__PROMPT__: Write out the lines below again word for word, but leave the pictures out.

__EXCERPTED RECORDS__:
:::::

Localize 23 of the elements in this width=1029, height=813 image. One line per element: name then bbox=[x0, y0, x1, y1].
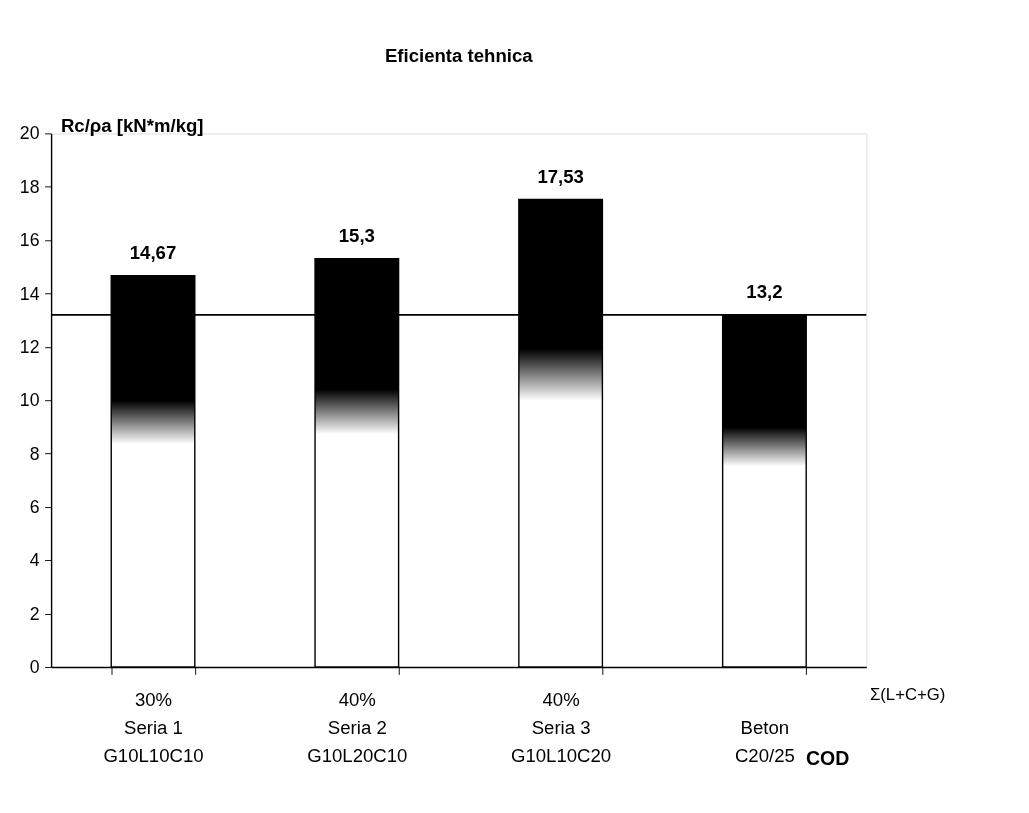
y-tick-label: 20 bbox=[19, 123, 40, 144]
y-tick-label: 8 bbox=[29, 443, 40, 464]
y-tick-label: 6 bbox=[29, 496, 40, 517]
text: Σ(L+C+G) bbox=[869, 685, 946, 705]
x-tick-label: 40% Seria 3 G10L10C20 bbox=[510, 689, 612, 767]
y-tick-label: 12 bbox=[19, 336, 40, 357]
x-axis-title: COD bbox=[805, 746, 850, 769]
y-tick-label: 16 bbox=[19, 230, 40, 251]
chart-title: Eficienta tehnica bbox=[384, 44, 534, 66]
data-label: 17,53 bbox=[537, 165, 584, 187]
data-label: 15,3 bbox=[338, 225, 375, 247]
y-tick-label: 4 bbox=[29, 550, 40, 571]
y-tick-label: 0 bbox=[29, 657, 40, 678]
data-label: 14,67 bbox=[129, 241, 177, 263]
y-axis-title: Rc/ρa [kN*m/kg] bbox=[60, 115, 204, 137]
y-tick-label: 18 bbox=[19, 176, 40, 197]
y-tick-label: 14 bbox=[19, 283, 40, 304]
x-tick-label: 40% Seria 2 G10L20C10 bbox=[307, 689, 408, 767]
data-label: 13,2 bbox=[746, 281, 783, 303]
x-tick-label: Beton C20/25 bbox=[734, 717, 795, 767]
y-tick-label: 10 bbox=[19, 390, 40, 411]
y-tick-label: 2 bbox=[29, 603, 40, 624]
x-tick-label: 30% Seria 1 G10L10C10 bbox=[103, 689, 204, 767]
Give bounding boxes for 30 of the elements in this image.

:::::

__ANSWER TO THE EXERCISE__:
Localize 23 of the elements in this width=1029, height=813 image. One line per element: name then bbox=[x0, y0, x1, y1].
y-tick-label: 20 bbox=[19, 123, 40, 144]
y-tick-label: 8 bbox=[29, 443, 40, 464]
y-tick-label: 6 bbox=[29, 496, 40, 517]
text: Σ(L+C+G) bbox=[869, 685, 946, 705]
x-tick-label: 40% Seria 3 G10L10C20 bbox=[510, 689, 612, 767]
y-tick-label: 12 bbox=[19, 336, 40, 357]
x-axis-title: COD bbox=[805, 746, 850, 769]
y-tick-label: 16 bbox=[19, 230, 40, 251]
chart-title: Eficienta tehnica bbox=[384, 44, 534, 66]
data-label: 17,53 bbox=[537, 165, 584, 187]
data-label: 15,3 bbox=[338, 225, 375, 247]
y-tick-label: 4 bbox=[29, 550, 40, 571]
y-tick-label: 0 bbox=[29, 657, 40, 678]
data-label: 14,67 bbox=[129, 241, 177, 263]
y-axis-title: Rc/ρa [kN*m/kg] bbox=[60, 115, 204, 137]
y-tick-label: 18 bbox=[19, 176, 40, 197]
y-tick-label: 14 bbox=[19, 283, 40, 304]
x-tick-label: 40% Seria 2 G10L20C10 bbox=[307, 689, 408, 767]
data-label: 13,2 bbox=[746, 281, 783, 303]
x-tick-label: Beton C20/25 bbox=[734, 717, 795, 767]
y-tick-label: 10 bbox=[19, 390, 40, 411]
y-tick-label: 2 bbox=[29, 603, 40, 624]
x-tick-label: 30% Seria 1 G10L10C10 bbox=[103, 689, 204, 767]
Give bounding boxes for 30 of the elements in this image.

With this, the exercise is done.